EXERCISE DESCRIPTION:
Read through the records below and copy each line that uses the word "kato".

──────── INPUT ROWS ────────

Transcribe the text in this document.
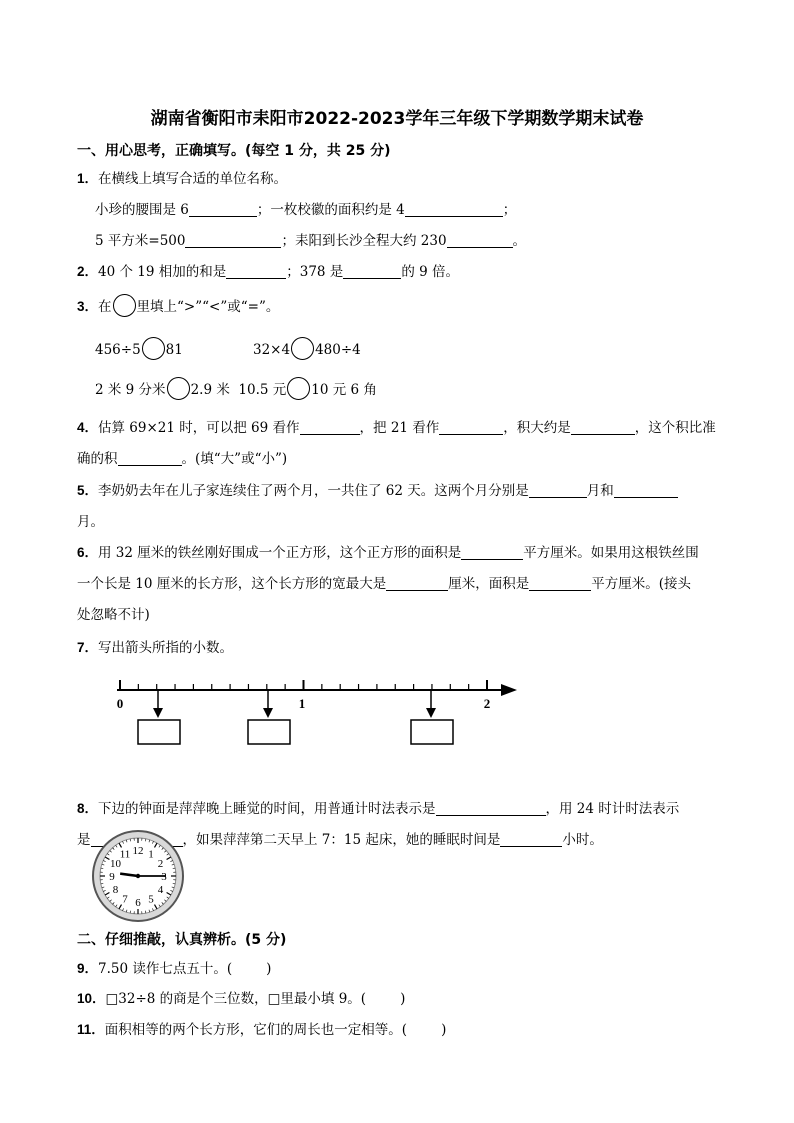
湖南省衡阳市耒阳市2022-2023学年三年级下学期数学期末试卷
一、用心思考，正确填写。(每空 1 分，共 25 分)
1．在横线上填写合适的单位名称。
小珍的腰围是 6	；一枚校徽的面积约是 4	；
5 平方米=500	；耒阳到长沙全程大约 230	。
2．40 个 19 相加的和是	；378 是	的 9 倍。
3．在 里填上“>”“<”或“=”。
456÷5 81	32×4 480÷4
2 米 9 分米 2.9 米 10.5 元 10 元 6 角
4．估算 69×21 时，可以把 69 看作	，把 21 看作	，积大约是	，这个积比准
确的积	。(填“大”或“小”)
5．李奶奶去年在儿子家连续住了两个月，一共住了 62 天。这两个月分别是	月和
月。
6．用 32 厘米的铁丝刚好围成一个正方形，这个正方形的面积是	平方厘米。如果用这根铁丝围
一个长是 10 厘米的长方形，这个长方形的宽最大是	厘米，面积是	平方厘米。(接头
处忽略不计)
7．写出箭头所指的小数。
0	1	2
8．下边的钟面是萍萍晚上睡觉的时间，用普通计时法表示是	，用 24 时计时法表示
是	，如果萍萍第二天早上 7：15 起床，她的睡眠时间是	小时。
12 1
2
3
4
5
6
7
8
9
10
11
二、仔细推敲，认真辨析。(5 分)
9．7.50 读作七点五十。(	)
10．□32÷8 的商是个三位数，□里最小填 9。(	)
11．面积相等的两个长方形，它们的周长也一定相等。(	)
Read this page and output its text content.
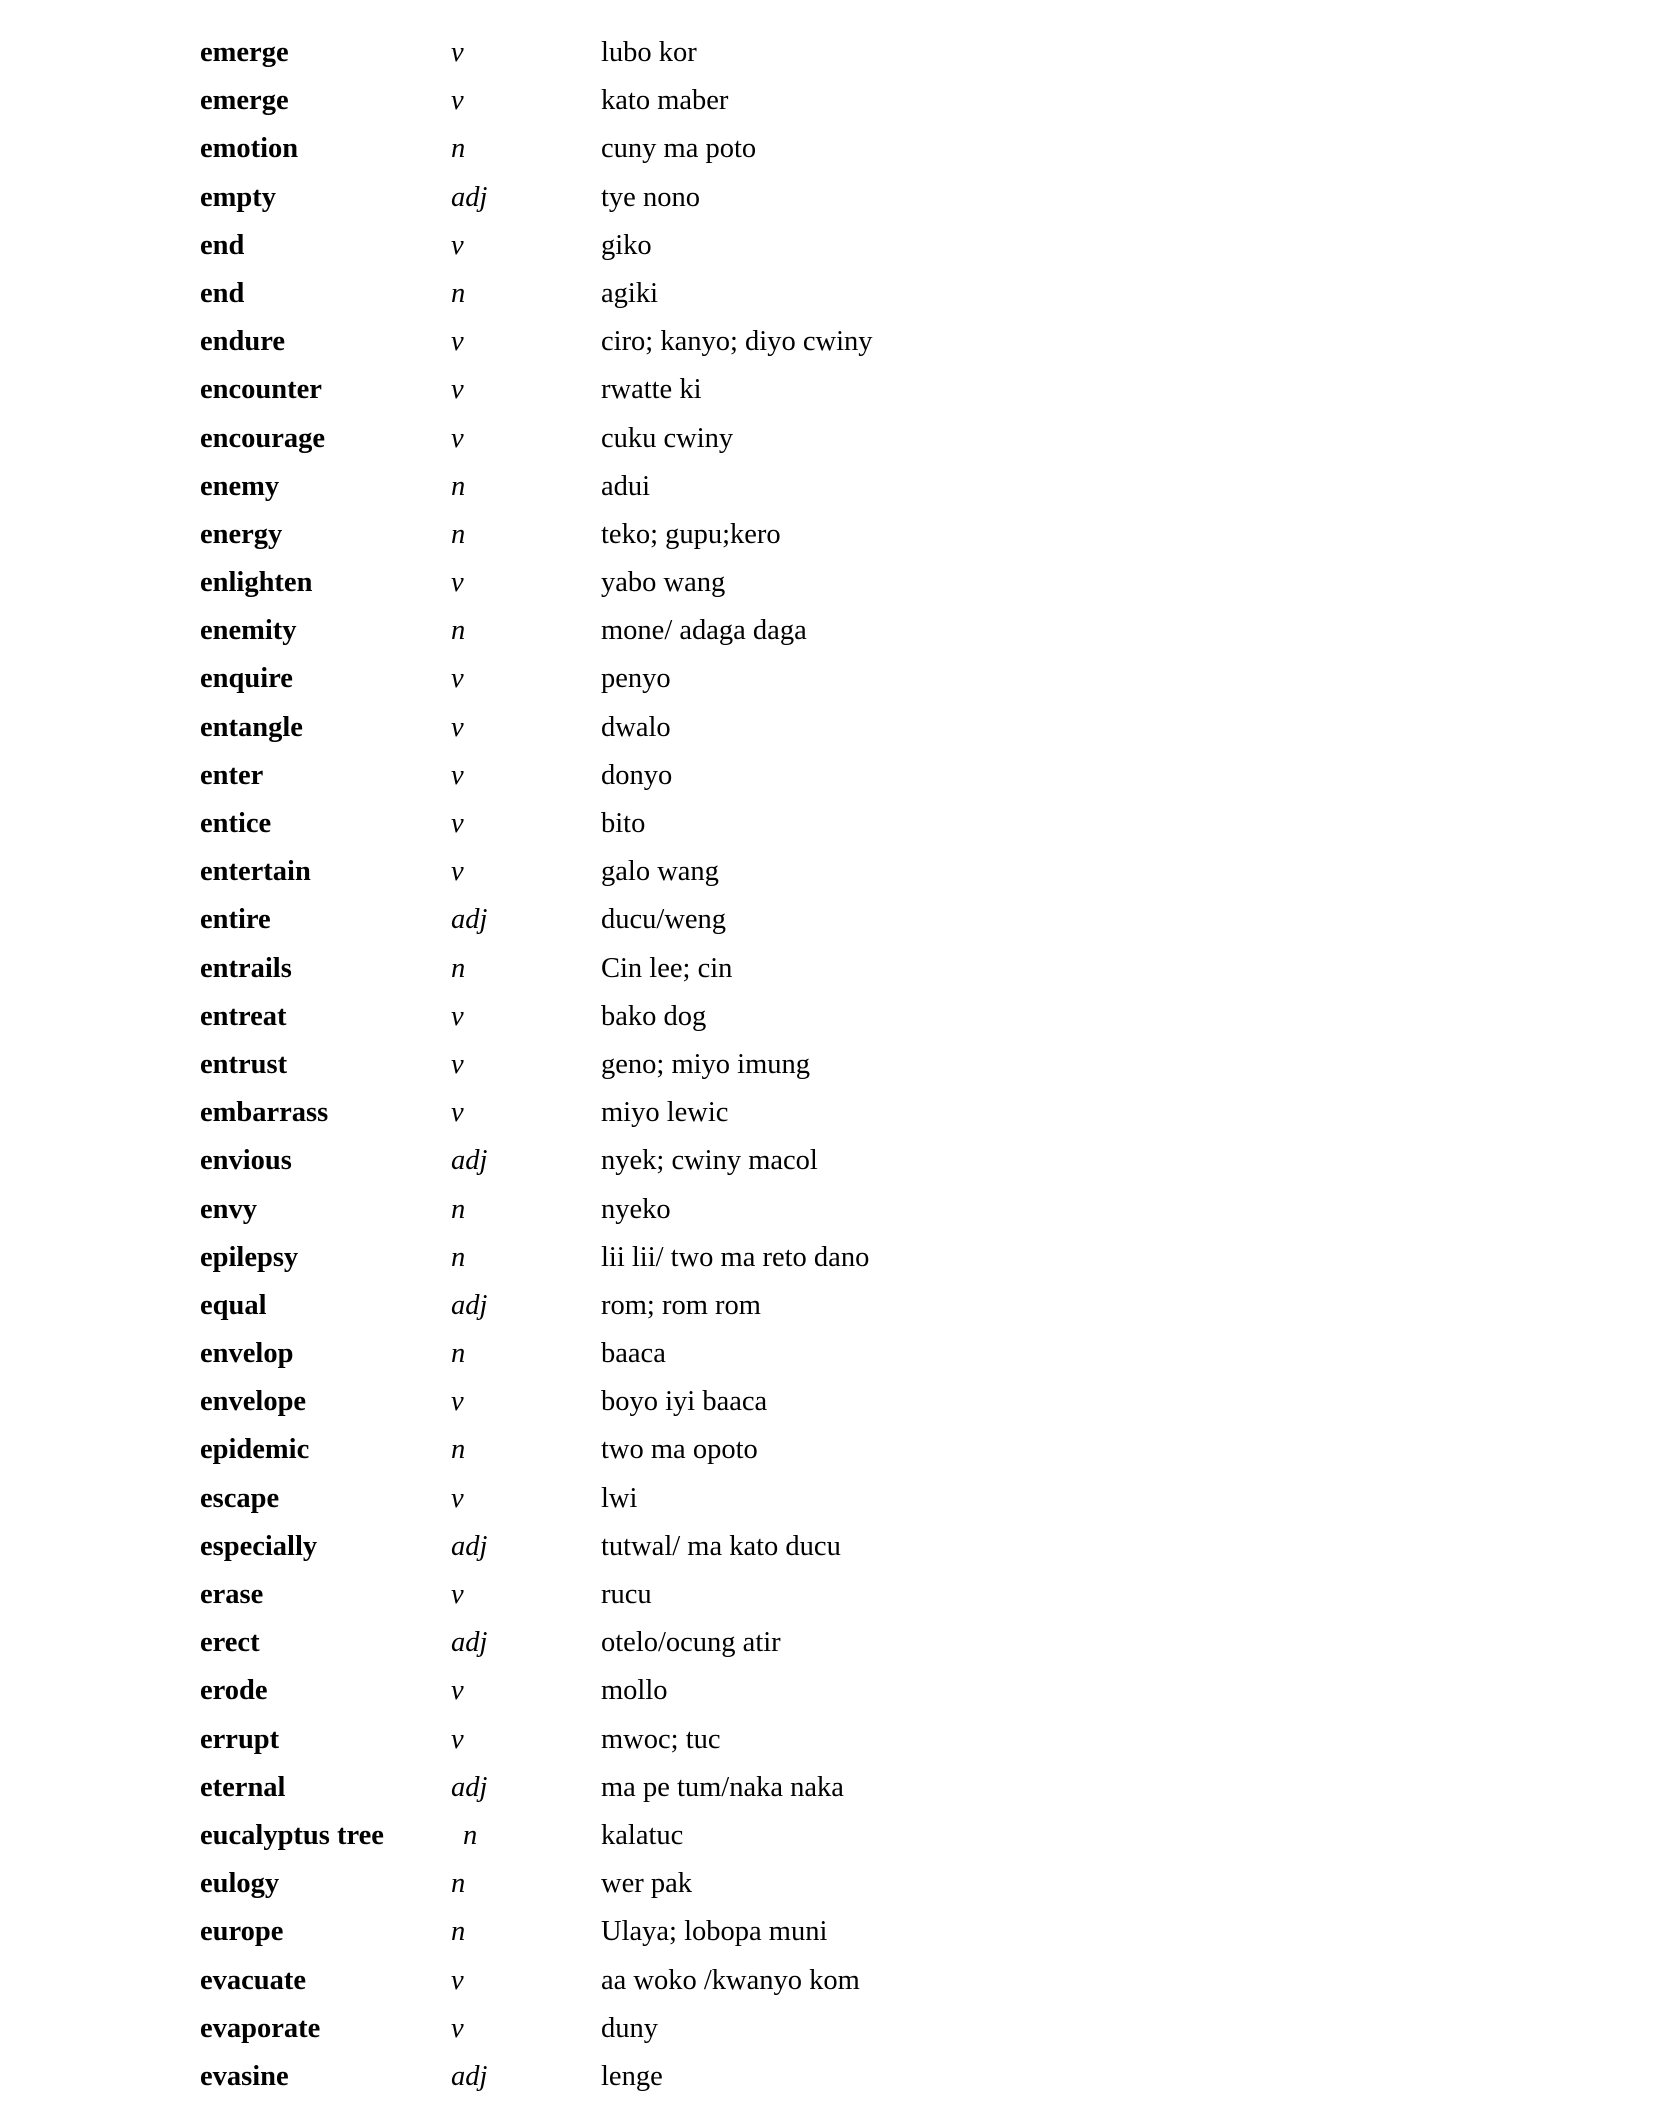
emerge	v	lubo kor
emerge	v	kato maber
emotion	n	cuny ma poto
empty	adj	tye nono
end	v	giko
end	n	agiki
endure	v	ciro; kanyo; diyo cwiny
encounter	v	rwatte ki
encourage	v	cuku cwiny
enemy	n	adui
energy	n	teko; gupu;kero
enlighten	v	yabo wang
enemity	n	mone/ adaga daga
enquire	v	penyo
entangle	v	dwalo
enter	v	donyo
entice	v	bito
entertain	v	galo wang
entire	adj	ducu/weng
entrails	n	Cin lee; cin
entreat	v	bako dog
entrust	v	geno; miyo imung
embarrass	v	miyo lewic
envious	adj	nyek; cwiny macol
envy	n	nyeko
epilepsy	n	lii lii/ two ma reto dano
equal	adj	rom; rom rom
envelop	n	baaca
envelope	v	boyo iyi baaca
epidemic	n	two ma opoto
escape	v	lwi
especially	adj	tutwal/ ma kato ducu
erase	v	rucu
erect	adj	otelo/ocung atir
erode	v	mollo
errupt	v	mwoc; tuc
eternal	adj	ma pe tum/naka naka
eucalyptus tree	n	kalatuc
eulogy	n	wer pak
europe	n	Ulaya; lobopa muni
evacuate	v	aa woko /kwanyo kom
evaporate	v	duny
evasine	adj	lenge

────────

TASK RESULT:
emerge	v	kato maber
especially	adj	tutwal/ ma kato ducu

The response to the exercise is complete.